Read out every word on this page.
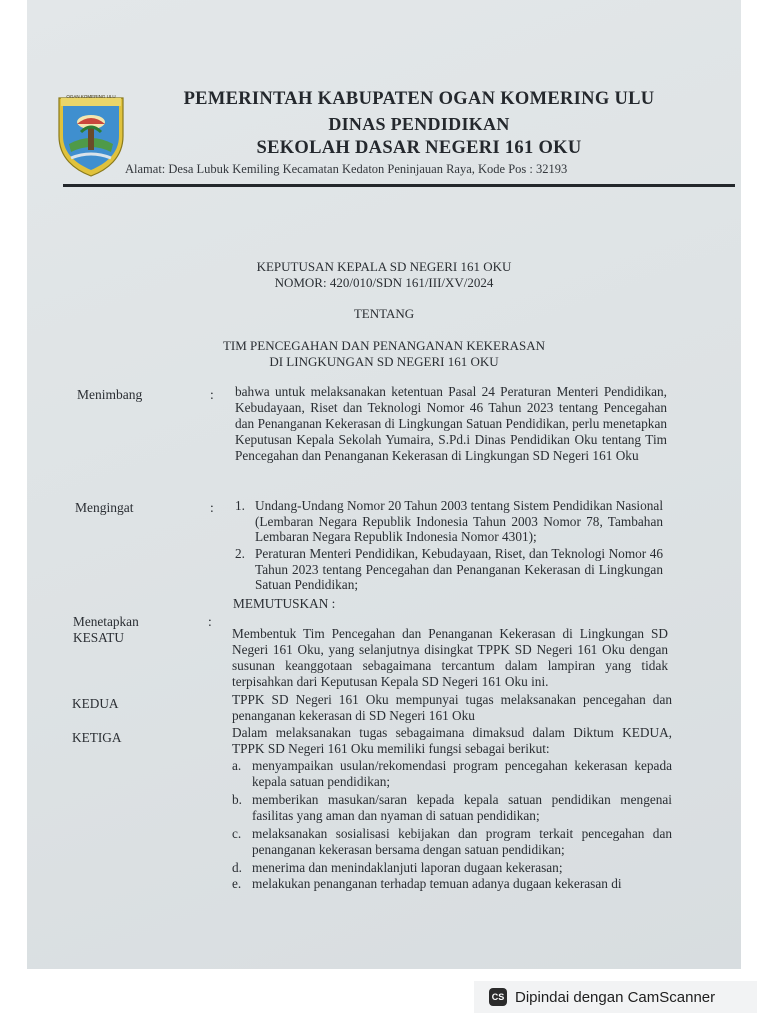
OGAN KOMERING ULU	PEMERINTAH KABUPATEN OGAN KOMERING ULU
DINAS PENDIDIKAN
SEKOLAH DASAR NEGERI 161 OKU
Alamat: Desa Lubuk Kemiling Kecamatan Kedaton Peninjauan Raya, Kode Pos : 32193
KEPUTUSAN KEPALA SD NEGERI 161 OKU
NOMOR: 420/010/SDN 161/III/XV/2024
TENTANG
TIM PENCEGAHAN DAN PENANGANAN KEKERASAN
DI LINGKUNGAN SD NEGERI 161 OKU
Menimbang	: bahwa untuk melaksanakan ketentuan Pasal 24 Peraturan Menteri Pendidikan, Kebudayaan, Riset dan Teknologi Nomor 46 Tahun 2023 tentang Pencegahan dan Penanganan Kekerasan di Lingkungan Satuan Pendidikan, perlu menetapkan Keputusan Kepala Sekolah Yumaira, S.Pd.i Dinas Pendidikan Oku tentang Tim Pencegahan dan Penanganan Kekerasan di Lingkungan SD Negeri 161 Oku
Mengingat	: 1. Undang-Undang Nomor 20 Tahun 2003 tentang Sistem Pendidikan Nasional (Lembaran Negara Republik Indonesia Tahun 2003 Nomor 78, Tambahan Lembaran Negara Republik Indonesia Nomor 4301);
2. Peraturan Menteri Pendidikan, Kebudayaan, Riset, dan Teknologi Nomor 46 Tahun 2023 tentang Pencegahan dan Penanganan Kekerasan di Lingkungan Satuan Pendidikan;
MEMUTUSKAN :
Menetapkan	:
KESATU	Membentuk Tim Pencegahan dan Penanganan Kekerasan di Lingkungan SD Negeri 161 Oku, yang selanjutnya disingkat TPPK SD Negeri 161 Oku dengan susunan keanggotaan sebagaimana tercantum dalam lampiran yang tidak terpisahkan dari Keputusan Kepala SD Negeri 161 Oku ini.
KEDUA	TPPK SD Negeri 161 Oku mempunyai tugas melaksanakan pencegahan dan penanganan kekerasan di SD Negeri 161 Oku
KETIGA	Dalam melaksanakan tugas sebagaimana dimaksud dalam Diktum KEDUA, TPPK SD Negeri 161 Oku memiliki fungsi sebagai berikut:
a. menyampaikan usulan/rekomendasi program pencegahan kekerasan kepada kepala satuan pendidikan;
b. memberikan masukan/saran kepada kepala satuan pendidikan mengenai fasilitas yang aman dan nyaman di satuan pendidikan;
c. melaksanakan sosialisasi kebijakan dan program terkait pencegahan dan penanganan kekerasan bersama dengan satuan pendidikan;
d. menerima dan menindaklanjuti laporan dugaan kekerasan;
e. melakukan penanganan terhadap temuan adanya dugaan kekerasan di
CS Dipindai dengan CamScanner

+===+

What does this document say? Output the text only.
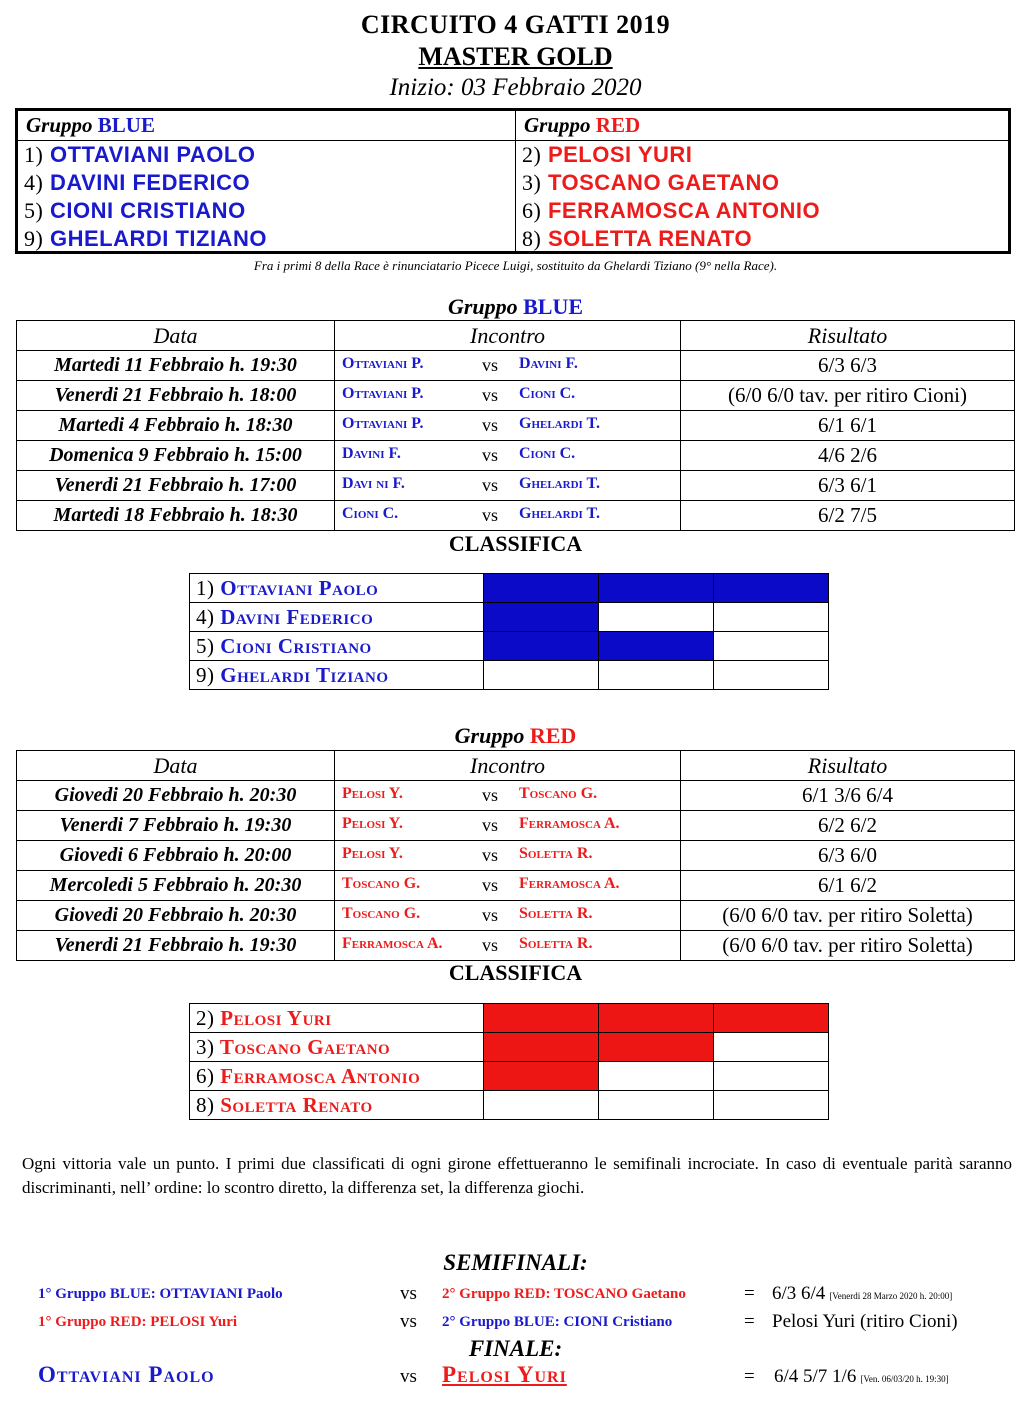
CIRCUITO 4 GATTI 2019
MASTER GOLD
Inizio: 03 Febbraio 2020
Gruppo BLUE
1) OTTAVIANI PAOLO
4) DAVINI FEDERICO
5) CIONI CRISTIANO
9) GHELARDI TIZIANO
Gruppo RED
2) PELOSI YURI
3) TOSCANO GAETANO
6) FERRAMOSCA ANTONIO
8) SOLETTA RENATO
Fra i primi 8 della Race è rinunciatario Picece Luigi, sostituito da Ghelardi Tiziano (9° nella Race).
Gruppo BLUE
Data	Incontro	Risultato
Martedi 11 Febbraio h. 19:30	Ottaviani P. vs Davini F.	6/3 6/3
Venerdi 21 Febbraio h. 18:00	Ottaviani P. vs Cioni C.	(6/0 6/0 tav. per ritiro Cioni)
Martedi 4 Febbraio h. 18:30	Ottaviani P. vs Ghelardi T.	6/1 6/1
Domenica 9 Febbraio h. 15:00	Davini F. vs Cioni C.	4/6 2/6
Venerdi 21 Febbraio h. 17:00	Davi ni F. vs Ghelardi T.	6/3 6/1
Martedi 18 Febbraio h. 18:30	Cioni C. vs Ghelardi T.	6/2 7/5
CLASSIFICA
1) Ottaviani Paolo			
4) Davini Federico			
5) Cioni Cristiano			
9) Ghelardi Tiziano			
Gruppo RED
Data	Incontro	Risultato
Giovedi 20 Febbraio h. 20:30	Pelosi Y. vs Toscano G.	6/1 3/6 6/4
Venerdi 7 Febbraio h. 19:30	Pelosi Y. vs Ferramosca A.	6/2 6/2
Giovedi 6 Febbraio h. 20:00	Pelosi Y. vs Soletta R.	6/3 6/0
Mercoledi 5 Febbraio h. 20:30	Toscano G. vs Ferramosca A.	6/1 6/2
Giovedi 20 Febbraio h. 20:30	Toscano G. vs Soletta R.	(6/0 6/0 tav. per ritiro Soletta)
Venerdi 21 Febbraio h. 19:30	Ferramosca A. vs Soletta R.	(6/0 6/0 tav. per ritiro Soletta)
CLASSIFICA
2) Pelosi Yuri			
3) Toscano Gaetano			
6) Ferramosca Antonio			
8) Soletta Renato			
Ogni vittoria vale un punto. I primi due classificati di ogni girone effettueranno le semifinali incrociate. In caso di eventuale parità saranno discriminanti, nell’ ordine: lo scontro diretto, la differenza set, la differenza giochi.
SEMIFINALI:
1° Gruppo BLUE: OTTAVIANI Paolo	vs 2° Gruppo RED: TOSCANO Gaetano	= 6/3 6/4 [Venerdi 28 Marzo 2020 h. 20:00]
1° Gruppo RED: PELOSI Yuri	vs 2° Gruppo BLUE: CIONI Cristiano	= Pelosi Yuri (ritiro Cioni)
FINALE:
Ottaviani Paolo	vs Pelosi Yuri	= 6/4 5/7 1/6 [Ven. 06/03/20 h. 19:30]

+===+

TASK BRIEF »
Extract all lines from the material above that include the word "Martedi".

THE SOLUTION »
Martedi 11 Febbraio h. 19:30	Ottaviani P. vs Davini F.	6/3 6/3
Martedi 4 Febbraio h. 18:30	Ottaviani P. vs Ghelardi T.	6/1 6/1
Martedi 18 Febbraio h. 18:30	Cioni C. vs Ghelardi T.	6/2 7/5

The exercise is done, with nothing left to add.